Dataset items
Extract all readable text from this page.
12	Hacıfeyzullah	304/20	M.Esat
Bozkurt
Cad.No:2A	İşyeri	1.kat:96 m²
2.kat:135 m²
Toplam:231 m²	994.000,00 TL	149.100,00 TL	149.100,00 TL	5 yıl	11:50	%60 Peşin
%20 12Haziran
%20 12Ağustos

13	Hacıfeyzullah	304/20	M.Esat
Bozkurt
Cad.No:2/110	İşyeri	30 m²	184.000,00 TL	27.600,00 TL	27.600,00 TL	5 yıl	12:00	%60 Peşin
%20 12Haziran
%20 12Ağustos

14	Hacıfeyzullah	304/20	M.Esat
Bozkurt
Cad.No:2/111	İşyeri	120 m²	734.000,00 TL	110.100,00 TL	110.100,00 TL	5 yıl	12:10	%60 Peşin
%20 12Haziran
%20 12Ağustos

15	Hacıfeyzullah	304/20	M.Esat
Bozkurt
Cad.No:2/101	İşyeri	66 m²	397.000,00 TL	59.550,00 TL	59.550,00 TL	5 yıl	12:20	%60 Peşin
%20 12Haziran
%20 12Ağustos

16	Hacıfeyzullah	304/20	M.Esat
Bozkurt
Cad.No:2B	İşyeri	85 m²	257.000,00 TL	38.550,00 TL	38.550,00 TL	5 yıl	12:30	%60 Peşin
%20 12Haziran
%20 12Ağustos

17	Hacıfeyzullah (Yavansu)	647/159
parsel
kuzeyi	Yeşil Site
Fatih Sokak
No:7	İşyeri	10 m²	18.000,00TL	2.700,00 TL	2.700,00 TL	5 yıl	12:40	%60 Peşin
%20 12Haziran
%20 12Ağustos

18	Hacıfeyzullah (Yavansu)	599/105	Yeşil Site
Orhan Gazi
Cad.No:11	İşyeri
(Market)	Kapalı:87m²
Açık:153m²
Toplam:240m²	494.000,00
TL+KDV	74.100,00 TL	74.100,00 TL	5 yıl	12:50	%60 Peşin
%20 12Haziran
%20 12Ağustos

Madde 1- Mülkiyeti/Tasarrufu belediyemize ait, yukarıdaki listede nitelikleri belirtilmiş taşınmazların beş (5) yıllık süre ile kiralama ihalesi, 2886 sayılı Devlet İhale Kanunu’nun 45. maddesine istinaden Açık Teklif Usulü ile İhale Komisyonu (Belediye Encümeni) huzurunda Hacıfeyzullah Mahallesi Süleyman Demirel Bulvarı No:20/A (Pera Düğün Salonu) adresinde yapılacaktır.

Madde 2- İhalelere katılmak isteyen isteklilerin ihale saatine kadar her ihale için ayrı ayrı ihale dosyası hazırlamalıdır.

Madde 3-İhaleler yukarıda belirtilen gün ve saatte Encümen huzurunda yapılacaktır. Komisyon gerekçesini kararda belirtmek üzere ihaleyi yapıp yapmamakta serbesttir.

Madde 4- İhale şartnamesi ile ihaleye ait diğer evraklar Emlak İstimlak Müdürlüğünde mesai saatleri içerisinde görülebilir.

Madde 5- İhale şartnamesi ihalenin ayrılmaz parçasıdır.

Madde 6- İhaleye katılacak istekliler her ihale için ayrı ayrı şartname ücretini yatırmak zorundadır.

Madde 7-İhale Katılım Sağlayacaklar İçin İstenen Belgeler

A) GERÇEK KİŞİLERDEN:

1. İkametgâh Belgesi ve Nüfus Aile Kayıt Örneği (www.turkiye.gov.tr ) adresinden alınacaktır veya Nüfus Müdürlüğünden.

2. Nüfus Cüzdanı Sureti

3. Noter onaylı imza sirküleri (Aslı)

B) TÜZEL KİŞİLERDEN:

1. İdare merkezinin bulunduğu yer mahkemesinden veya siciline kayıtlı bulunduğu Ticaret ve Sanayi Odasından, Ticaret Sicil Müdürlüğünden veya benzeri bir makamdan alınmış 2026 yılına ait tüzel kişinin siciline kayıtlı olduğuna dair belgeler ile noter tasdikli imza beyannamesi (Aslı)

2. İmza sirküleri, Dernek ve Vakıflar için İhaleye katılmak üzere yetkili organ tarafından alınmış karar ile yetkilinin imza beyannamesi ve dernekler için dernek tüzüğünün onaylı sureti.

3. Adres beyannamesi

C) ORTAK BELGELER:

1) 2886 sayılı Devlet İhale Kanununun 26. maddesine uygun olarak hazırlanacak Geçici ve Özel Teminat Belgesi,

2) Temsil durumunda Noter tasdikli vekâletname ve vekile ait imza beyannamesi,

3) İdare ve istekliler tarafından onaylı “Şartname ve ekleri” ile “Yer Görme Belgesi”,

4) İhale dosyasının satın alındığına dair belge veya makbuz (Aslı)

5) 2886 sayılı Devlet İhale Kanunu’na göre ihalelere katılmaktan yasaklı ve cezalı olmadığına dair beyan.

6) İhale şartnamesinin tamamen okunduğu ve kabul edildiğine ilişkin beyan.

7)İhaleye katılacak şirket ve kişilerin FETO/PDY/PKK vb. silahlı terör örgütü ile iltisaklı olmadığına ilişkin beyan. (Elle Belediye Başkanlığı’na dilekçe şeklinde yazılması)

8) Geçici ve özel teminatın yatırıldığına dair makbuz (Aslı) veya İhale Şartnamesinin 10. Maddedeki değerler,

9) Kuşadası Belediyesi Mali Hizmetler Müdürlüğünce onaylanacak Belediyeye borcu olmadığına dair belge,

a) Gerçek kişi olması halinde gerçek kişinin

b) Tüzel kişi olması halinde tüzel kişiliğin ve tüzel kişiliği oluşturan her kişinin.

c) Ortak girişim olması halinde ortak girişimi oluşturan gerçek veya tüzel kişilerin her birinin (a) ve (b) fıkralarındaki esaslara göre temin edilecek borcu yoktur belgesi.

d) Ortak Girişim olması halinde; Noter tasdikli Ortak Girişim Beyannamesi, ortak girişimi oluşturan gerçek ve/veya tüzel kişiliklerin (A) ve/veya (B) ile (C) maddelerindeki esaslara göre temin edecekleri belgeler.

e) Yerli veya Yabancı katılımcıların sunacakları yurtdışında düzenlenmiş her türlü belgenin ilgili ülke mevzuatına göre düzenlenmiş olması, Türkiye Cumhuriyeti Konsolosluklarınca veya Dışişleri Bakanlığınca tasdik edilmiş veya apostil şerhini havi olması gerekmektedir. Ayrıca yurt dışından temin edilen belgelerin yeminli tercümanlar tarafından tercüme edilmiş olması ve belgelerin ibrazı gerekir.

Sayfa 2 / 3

▶ Set problem
Reproduce the records word for word.

▶ Response to the task
Extract all readable text from this page.
12	Hacıfeyzullah	304/20	M.Esat
Bozkurt
Cad.No:2A	İşyeri	1.kat:96 m²
2.kat:135 m²
Toplam:231 m²	994.000,00 TL	149.100,00 TL	149.100,00 TL	5 yıl	11:50	%60 Peşin
%20 12Haziran
%20 12Ağustos

13	Hacıfeyzullah	304/20	M.Esat
Bozkurt
Cad.No:2/110	İşyeri	30 m²	184.000,00 TL	27.600,00 TL	27.600,00 TL	5 yıl	12:00	%60 Peşin
%20 12Haziran
%20 12Ağustos

14	Hacıfeyzullah	304/20	M.Esat
Bozkurt
Cad.No:2/111	İşyeri	120 m²	734.000,00 TL	110.100,00 TL	110.100,00 TL	5 yıl	12:10	%60 Peşin
%20 12Haziran
%20 12Ağustos

15	Hacıfeyzullah	304/20	M.Esat
Bozkurt
Cad.No:2/101	İşyeri	66 m²	397.000,00 TL	59.550,00 TL	59.550,00 TL	5 yıl	12:20	%60 Peşin
%20 12Haziran
%20 12Ağustos

16	Hacıfeyzullah	304/20	M.Esat
Bozkurt
Cad.No:2B	İşyeri	85 m²	257.000,00 TL	38.550,00 TL	38.550,00 TL	5 yıl	12:30	%60 Peşin
%20 12Haziran
%20 12Ağustos

17	Hacıfeyzullah (Yavansu)	647/159
parsel
kuzeyi	Yeşil Site
Fatih Sokak
No:7	İşyeri	10 m²	18.000,00TL	2.700,00 TL	2.700,00 TL	5 yıl	12:40	%60 Peşin
%20 12Haziran
%20 12Ağustos

18	Hacıfeyzullah (Yavansu)	599/105	Yeşil Site
Orhan Gazi
Cad.No:11	İşyeri
(Market)	Kapalı:87m²
Açık:153m²
Toplam:240m²	494.000,00
TL+KDV	74.100,00 TL	74.100,00 TL	5 yıl	12:50	%60 Peşin
%20 12Haziran
%20 12Ağustos

Madde 1- Mülkiyeti/Tasarrufu belediyemize ait, yukarıdaki listede nitelikleri belirtilmiş taşınmazların beş (5) yıllık süre ile kiralama ihalesi, 2886 sayılı Devlet İhale Kanunu’nun 45. maddesine istinaden Açık Teklif Usulü ile İhale Komisyonu (Belediye Encümeni) huzurunda Hacıfeyzullah Mahallesi Süleyman Demirel Bulvarı No:20/A (Pera Düğün Salonu) adresinde yapılacaktır.

Madde 2- İhalelere katılmak isteyen isteklilerin ihale saatine kadar her ihale için ayrı ayrı ihale dosyası hazırlamalıdır.

Madde 3-İhaleler yukarıda belirtilen gün ve saatte Encümen huzurunda yapılacaktır. Komisyon gerekçesini kararda belirtmek üzere ihaleyi yapıp yapmamakta serbesttir.

Madde 4- İhale şartnamesi ile ihaleye ait diğer evraklar Emlak İstimlak Müdürlüğünde mesai saatleri içerisinde görülebilir.

Madde 5- İhale şartnamesi ihalenin ayrılmaz parçasıdır.

Madde 6- İhaleye katılacak istekliler her ihale için ayrı ayrı şartname ücretini yatırmak zorundadır.

Madde 7-İhale Katılım Sağlayacaklar İçin İstenen Belgeler

A) GERÇEK KİŞİLERDEN:

1. İkametgâh Belgesi ve Nüfus Aile Kayıt Örneği (www.turkiye.gov.tr ) adresinden alınacaktır veya Nüfus Müdürlüğünden.

2. Nüfus Cüzdanı Sureti

3. Noter onaylı imza sirküleri (Aslı)

B) TÜZEL KİŞİLERDEN:

1. İdare merkezinin bulunduğu yer mahkemesinden veya siciline kayıtlı bulunduğu Ticaret ve Sanayi Odasından, Ticaret Sicil Müdürlüğünden veya benzeri bir makamdan alınmış 2026 yılına ait tüzel kişinin siciline kayıtlı olduğuna dair belgeler ile noter tasdikli imza beyannamesi (Aslı)

2. İmza sirküleri, Dernek ve Vakıflar için İhaleye katılmak üzere yetkili organ tarafından alınmış karar ile yetkilinin imza beyannamesi ve dernekler için dernek tüzüğünün onaylı sureti.

3. Adres beyannamesi

C) ORTAK BELGELER:

1) 2886 sayılı Devlet İhale Kanununun 26. maddesine uygun olarak hazırlanacak Geçici ve Özel Teminat Belgesi,

2) Temsil durumunda Noter tasdikli vekâletname ve vekile ait imza beyannamesi,

3) İdare ve istekliler tarafından onaylı “Şartname ve ekleri” ile “Yer Görme Belgesi”,

4) İhale dosyasının satın alındığına dair belge veya makbuz (Aslı)

5) 2886 sayılı Devlet İhale Kanunu’na göre ihalelere katılmaktan yasaklı ve cezalı olmadığına dair beyan.

6) İhale şartnamesinin tamamen okunduğu ve kabul edildiğine ilişkin beyan.

7)İhaleye katılacak şirket ve kişilerin FETO/PDY/PKK vb. silahlı terör örgütü ile iltisaklı olmadığına ilişkin beyan. (Elle Belediye Başkanlığı’na dilekçe şeklinde yazılması)

8) Geçici ve özel teminatın yatırıldığına dair makbuz (Aslı) veya İhale Şartnamesinin 10. Maddedeki değerler,

9) Kuşadası Belediyesi Mali Hizmetler Müdürlüğünce onaylanacak Belediyeye borcu olmadığına dair belge,

a) Gerçek kişi olması halinde gerçek kişinin

b) Tüzel kişi olması halinde tüzel kişiliğin ve tüzel kişiliği oluşturan her kişinin.

c) Ortak girişim olması halinde ortak girişimi oluşturan gerçek veya tüzel kişilerin her birinin (a) ve (b) fıkralarındaki esaslara göre temin edilecek borcu yoktur belgesi.

d) Ortak Girişim olması halinde; Noter tasdikli Ortak Girişim Beyannamesi, ortak girişimi oluşturan gerçek ve/veya tüzel kişiliklerin (A) ve/veya (B) ile (C) maddelerindeki esaslara göre temin edecekleri belgeler.

e) Yerli veya Yabancı katılımcıların sunacakları yurtdışında düzenlenmiş her türlü belgenin ilgili ülke mevzuatına göre düzenlenmiş olması, Türkiye Cumhuriyeti Konsolosluklarınca veya Dışişleri Bakanlığınca tasdik edilmiş veya apostil şerhini havi olması gerekmektedir. Ayrıca yurt dışından temin edilen belgelerin yeminli tercümanlar tarafından tercüme edilmiş olması ve belgelerin ibrazı gerekir.

Sayfa 2 / 3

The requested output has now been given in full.